* START Information provided *

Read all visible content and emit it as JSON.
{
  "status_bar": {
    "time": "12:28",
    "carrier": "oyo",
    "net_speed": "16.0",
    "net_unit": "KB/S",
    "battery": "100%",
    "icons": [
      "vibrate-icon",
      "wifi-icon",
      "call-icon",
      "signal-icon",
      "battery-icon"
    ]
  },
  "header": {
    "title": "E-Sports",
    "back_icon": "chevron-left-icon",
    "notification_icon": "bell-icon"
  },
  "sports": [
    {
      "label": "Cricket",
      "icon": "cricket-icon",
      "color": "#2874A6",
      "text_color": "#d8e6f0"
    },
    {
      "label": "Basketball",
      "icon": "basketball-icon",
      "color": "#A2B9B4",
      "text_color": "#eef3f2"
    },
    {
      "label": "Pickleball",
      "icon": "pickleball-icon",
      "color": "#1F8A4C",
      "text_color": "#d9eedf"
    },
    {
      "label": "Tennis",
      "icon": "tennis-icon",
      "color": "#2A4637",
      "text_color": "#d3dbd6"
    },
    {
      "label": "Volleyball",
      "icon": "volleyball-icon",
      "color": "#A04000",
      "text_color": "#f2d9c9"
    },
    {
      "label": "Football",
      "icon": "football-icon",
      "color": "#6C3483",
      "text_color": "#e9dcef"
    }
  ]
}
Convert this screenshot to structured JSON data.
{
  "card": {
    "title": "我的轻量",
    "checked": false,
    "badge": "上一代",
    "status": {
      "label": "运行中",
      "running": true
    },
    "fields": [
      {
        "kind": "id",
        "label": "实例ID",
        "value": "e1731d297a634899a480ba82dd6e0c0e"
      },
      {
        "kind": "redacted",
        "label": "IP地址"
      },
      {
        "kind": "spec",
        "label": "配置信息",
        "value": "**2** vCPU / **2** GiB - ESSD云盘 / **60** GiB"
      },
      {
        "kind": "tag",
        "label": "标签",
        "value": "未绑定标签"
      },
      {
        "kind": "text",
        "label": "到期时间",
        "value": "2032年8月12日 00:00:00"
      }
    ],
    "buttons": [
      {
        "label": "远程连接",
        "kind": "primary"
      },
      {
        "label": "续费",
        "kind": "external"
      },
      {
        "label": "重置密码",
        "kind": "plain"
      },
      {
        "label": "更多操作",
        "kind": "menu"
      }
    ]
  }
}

* END Information provided *

What is needed:
Each record above should be returned exactly as it appears.

Written solution:
Read all visible content and emit it as JSON.
{
  "status_bar": {
    "time": "12:28",
    "carrier": "oyo",
    "net_speed": "16.0",
    "net_unit": "KB/S",
    "battery": "100%",
    "icons": [
      "vibrate-icon",
      "wifi-icon",
      "call-icon",
      "signal-icon",
      "battery-icon"
    ]
  },
  "header": {
    "title": "E-Sports",
    "back_icon": "chevron-left-icon",
    "notification_icon": "bell-icon"
  },
  "sports": [
    {
      "label": "Cricket",
      "icon": "cricket-icon",
      "color": "#2874A6",
      "text_color": "#d8e6f0"
    },
    {
      "label": "Basketball",
      "icon": "basketball-icon",
      "color": "#A2B9B4",
      "text_color": "#eef3f2"
    },
    {
      "label": "Pickleball",
      "icon": "pickleball-icon",
      "color": "#1F8A4C",
      "text_color": "#d9eedf"
    },
    {
      "label": "Tennis",
      "icon": "tennis-icon",
      "color": "#2A4637",
      "text_color": "#d3dbd6"
    },
    {
      "label": "Volleyball",
      "icon": "volleyball-icon",
      "color": "#A04000",
      "text_color": "#f2d9c9"
    },
    {
      "label": "Football",
      "icon": "football-icon",
      "color": "#6C3483",
      "text_color": "#e9dcef"
    }
  ]
}
Convert this screenshot to structured JSON data.
{
  "card": {
    "title": "我的轻量",
    "checked": false,
    "badge": "上一代",
    "status": {
      "label": "运行中",
      "running": true
    },
    "fields": [
      {
        "kind": "id",
        "label": "实例ID",
        "value": "e1731d297a634899a480ba82dd6e0c0e"
      },
      {
        "kind": "redacted",
        "label": "IP地址"
      },
      {
        "kind": "spec",
        "label": "配置信息",
        "value": "**2** vCPU / **2** GiB - ESSD云盘 / **60** GiB"
      },
      {
        "kind": "tag",
        "label": "标签",
        "value": "未绑定标签"
      },
      {
        "kind": "text",
        "label": "到期时间",
        "value": "2032年8月12日 00:00:00"
      }
    ],
    "buttons": [
      {
        "label": "远程连接",
        "kind": "primary"
      },
      {
        "label": "续费",
        "kind": "external"
      },
      {
        "label": "重置密码",
        "kind": "plain"
      },
      {
        "label": "更多操作",
        "kind": "menu"
      }
    ]
  }
}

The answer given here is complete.